● **Task goal**: Look through the entries below and report every line that has "Lake".

==== Records provided

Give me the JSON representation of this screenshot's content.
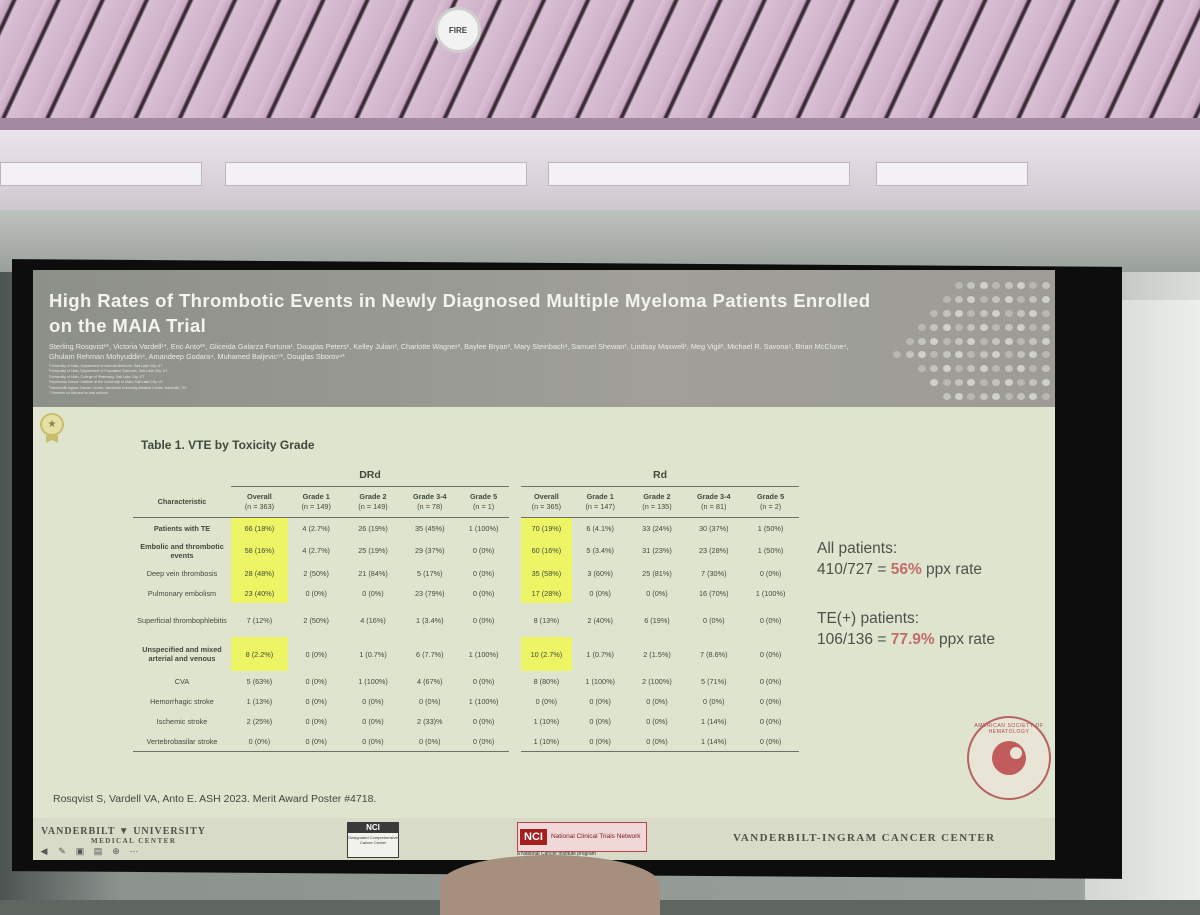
{
  "ceiling_device": {
    "label": "FIRE"
  },
  "slide": {
    "title": "High Rates of Thrombotic Events in Newly Diagnosed Multiple Myeloma Patients Enrolled on the MAIA Trial",
    "authors": "Sterling Rosqvist¹*, Victoria Vardell¹*, Eric Anto²*, Gliceida Galarza Fortuna¹, Douglas Peters¹, Kelley Julian³, Charlotte Wagner³, Baylee Bryan³, Mary Steinbach³, Samuel Shewan¹, Lindsay Maxwell¹, Meg Vigil³, Michael R. Savona⁵, Brian McClune⁴, Ghulam Rehman Mohyuddin⁴, Amandeep Godara⁴, Muhamed Baljevic⁵*, Douglas Sborov⁴*",
    "affiliations": [
      "¹University of Utah, Department of Internal Medicine, Salt Lake City, UT",
      "²University of Utah, Department of Population Sciences, Salt Lake City, UT",
      "³University of Utah, College of Pharmacy, Salt Lake City, UT",
      "⁴Huntsman Cancer Institute at the University of Utah, Salt Lake City, UT",
      "⁵Vanderbilt-Ingram Cancer Center, Vanderbilt University Medical Center, Nashville, TN",
      "* Denotes co-first and co-last authors"
    ],
    "table": {
      "title": "Table 1. VTE by Toxicity Grade",
      "groups": [
        "DRd",
        "Rd"
      ],
      "characteristic_label": "Characteristic",
      "columns": [
        {
          "name": "Overall",
          "n": "(n = 363)"
        },
        {
          "name": "Grade 1",
          "n": "(n = 149)"
        },
        {
          "name": "Grade 2",
          "n": "(n = 149)"
        },
        {
          "name": "Grade 3-4",
          "n": "(n = 78)"
        },
        {
          "name": "Grade 5",
          "n": "(n = 1)"
        },
        {
          "name": "Overall",
          "n": "(n = 365)"
        },
        {
          "name": "Grade 1",
          "n": "(n = 147)"
        },
        {
          "name": "Grade 2",
          "n": "(n = 135)"
        },
        {
          "name": "Grade 3-4",
          "n": "(n = 81)"
        },
        {
          "name": "Grade 5",
          "n": "(n = 2)"
        }
      ],
      "rows": [
        {
          "label": "Patients with TE",
          "bold": true,
          "height": "normal",
          "highlight": [
            0,
            5
          ],
          "cells": [
            "66 (18%)",
            "4 (2.7%)",
            "26 (19%)",
            "35 (45%)",
            "1 (100%)",
            "70 (19%)",
            "6 (4.1%)",
            "33 (24%)",
            "30 (37%)",
            "1 (50%)"
          ]
        },
        {
          "label": "Embolic and thrombotic events",
          "bold": true,
          "height": "mid",
          "highlight": [
            0,
            5
          ],
          "cells": [
            "58 (16%)",
            "4 (2.7%)",
            "25 (19%)",
            "29 (37%)",
            "0 (0%)",
            "60 (16%)",
            "5 (3.4%)",
            "31 (23%)",
            "23 (28%)",
            "1 (50%)"
          ]
        },
        {
          "label": "Deep vein thrombosis",
          "bold": false,
          "height": "normal",
          "highlight": [
            0,
            5
          ],
          "cells": [
            "28 (48%)",
            "2 (50%)",
            "21 (84%)",
            "5 (17%)",
            "0 (0%)",
            "35 (58%)",
            "3 (60%)",
            "25 (81%)",
            "7 (30%)",
            "0 (0%)"
          ]
        },
        {
          "label": "Pulmonary embolism",
          "bold": false,
          "height": "normal",
          "highlight": [
            0,
            5
          ],
          "cells": [
            "23 (40%)",
            "0 (0%)",
            "0 (0%)",
            "23 (79%)",
            "0 (0%)",
            "17 (28%)",
            "0 (0%)",
            "0 (0%)",
            "16 (70%)",
            "1 (100%)"
          ]
        },
        {
          "label": "Superficial thrombophlebitis",
          "bold": false,
          "height": "tall",
          "highlight": [],
          "cells": [
            "7 (12%)",
            "2 (50%)",
            "4 (16%)",
            "1 (3.4%)",
            "0 (0%)",
            "8 (13%)",
            "2 (40%)",
            "6 (19%)",
            "0 (0%)",
            "0 (0%)"
          ]
        },
        {
          "label": "Unspecified and mixed arterial and venous",
          "bold": true,
          "height": "tall",
          "highlight": [
            0,
            5
          ],
          "cells": [
            "8 (2.2%)",
            "0 (0%)",
            "1 (0.7%)",
            "6 (7.7%)",
            "1 (100%)",
            "10 (2.7%)",
            "1 (0.7%)",
            "2 (1.5%)",
            "7 (8.6%)",
            "0 (0%)"
          ]
        },
        {
          "label": "CVA",
          "bold": false,
          "height": "normal",
          "highlight": [],
          "cells": [
            "5 (63%)",
            "0 (0%)",
            "1 (100%)",
            "4 (67%)",
            "0 (0%)",
            "8 (80%)",
            "1 (100%)",
            "2 (100%)",
            "5 (71%)",
            "0 (0%)"
          ]
        },
        {
          "label": "Hemorrhagic stroke",
          "bold": false,
          "height": "normal",
          "highlight": [],
          "cells": [
            "1 (13%)",
            "0 (0%)",
            "0 (0%)",
            "0 (0%)",
            "1 (100%)",
            "0 (0%)",
            "0 (0%)",
            "0 (0%)",
            "0 (0%)",
            "0 (0%)"
          ]
        },
        {
          "label": "Ischemic stroke",
          "bold": false,
          "height": "normal",
          "highlight": [],
          "cells": [
            "2 (25%)",
            "0 (0%)",
            "0 (0%)",
            "2 (33)%",
            "0 (0%)",
            "1 (10%)",
            "0 (0%)",
            "0 (0%)",
            "1 (14%)",
            "0 (0%)"
          ]
        },
        {
          "label": "Vertebrobasilar stroke",
          "bold": false,
          "height": "normal",
          "highlight": [],
          "cells": [
            "0 (0%)",
            "0 (0%)",
            "0 (0%)",
            "0 (0%)",
            "0 (0%)",
            "1 (10%)",
            "0 (0%)",
            "0 (0%)",
            "1 (14%)",
            "0 (0%)"
          ]
        }
      ]
    },
    "stats": {
      "all_label": "All patients:",
      "all_value_prefix": "410/727 = ",
      "all_value_pct": "56%",
      "all_value_suffix": " ppx rate",
      "te_label": "TE(+) patients:",
      "te_value_prefix": "106/136 = ",
      "te_value_pct": "77.9%",
      "te_value_suffix": " ppx rate"
    },
    "seal_text": "AMERICAN SOCIETY OF HEMATOLOGY",
    "citation": "Rosqvist S, Vardell VA, Anto E. ASH 2023. Merit Award Poster #4718.",
    "footer": {
      "vu_line1": "VANDERBILT ▼ UNIVERSITY",
      "vu_line2": "MEDICAL CENTER",
      "nci1_tag": "NCI",
      "nci1_text": "Designated Comprehensive Cancer Center",
      "nci2_tag": "NCI",
      "nci2_text": "National Clinical Trials Network",
      "nci2_sub": "a National Cancer Institute program",
      "vicc": "VANDERBILT-INGRAM CANCER CENTER"
    },
    "toolbar_icons": [
      "back-icon",
      "pen-icon",
      "slides-icon",
      "captions-icon",
      "zoom-icon",
      "more-icon"
    ]
  },
  "colors": {
    "highlight": "#eef565",
    "accent_pct": "#c26b6b",
    "slide_bg": "#dfe4cf",
    "header_bg": "#9d9c96"
  }
}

========

● **Expected answer**:
      "¹University of Utah, Department of Internal Medicine, Salt Lake City, UT",
      "²University of Utah, Department of Population Sciences, Salt Lake City, UT",
      "³University of Utah, College of Pharmacy, Salt Lake City, UT",
      "⁴Huntsman Cancer Institute at the University of Utah, Salt Lake City, UT",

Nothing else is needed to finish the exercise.